### Exercise goal
Reproduce all of the data below without alteration; exclude every picture.
Begin
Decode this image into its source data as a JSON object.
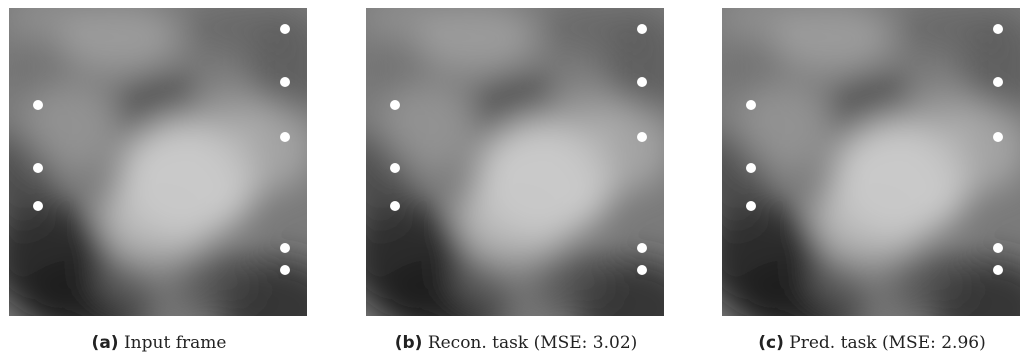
{
  "panels": [
    {
      "tag": "(a)",
      "caption": "Input frame"
    },
    {
      "tag": "(b)",
      "caption": "Recon. task (MSE: 3.02)"
    },
    {
      "tag": "(c)",
      "caption": "Pred. task (MSE: 2.96)"
    }
  ],
  "image": {
    "subject": "grayscale cloud-like noise field with white point markers",
    "marker_color": "#ffffff",
    "marker_count": 8
  }
}
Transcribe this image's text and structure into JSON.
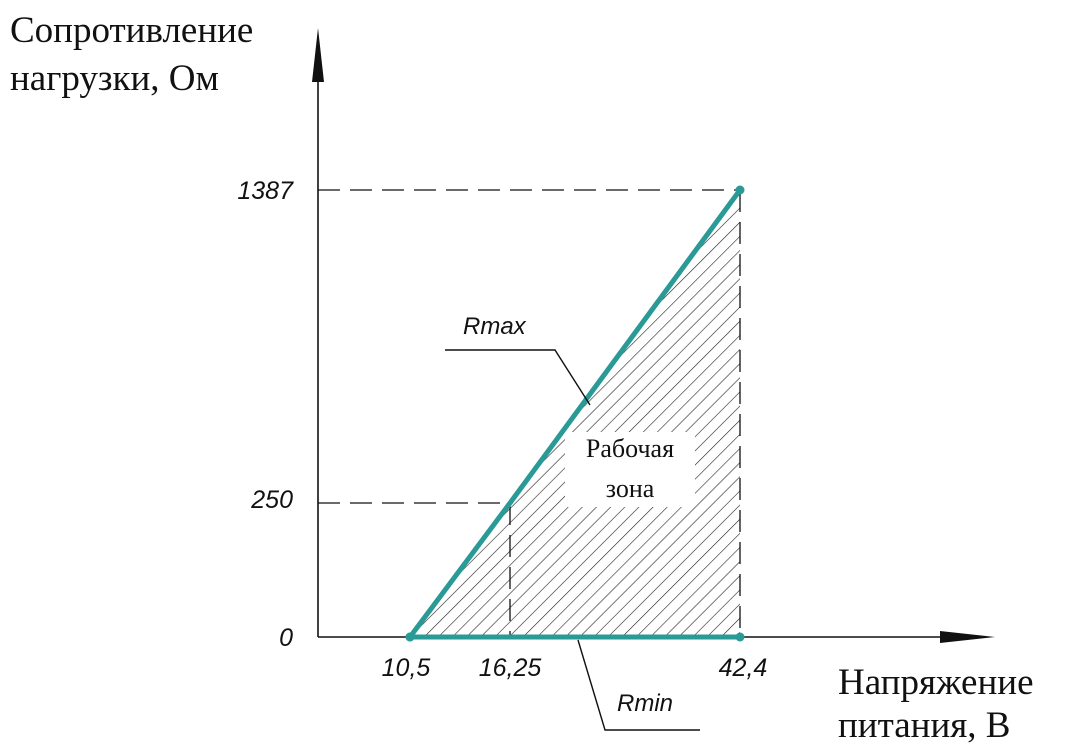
End
### Completed exercise
Decode this image into its source data as a JSON object.
{
  "panels": [
    {
      "tag": "(a)",
      "caption": "Input frame"
    },
    {
      "tag": "(b)",
      "caption": "Recon. task (MSE: 3.02)"
    },
    {
      "tag": "(c)",
      "caption": "Pred. task (MSE: 2.96)"
    }
  ],
  "image": {
    "subject": "grayscale cloud-like noise field with white point markers",
    "marker_color": "#ffffff",
    "marker_count": 8
  }
}
Transcribe this image's text and structure into JSON.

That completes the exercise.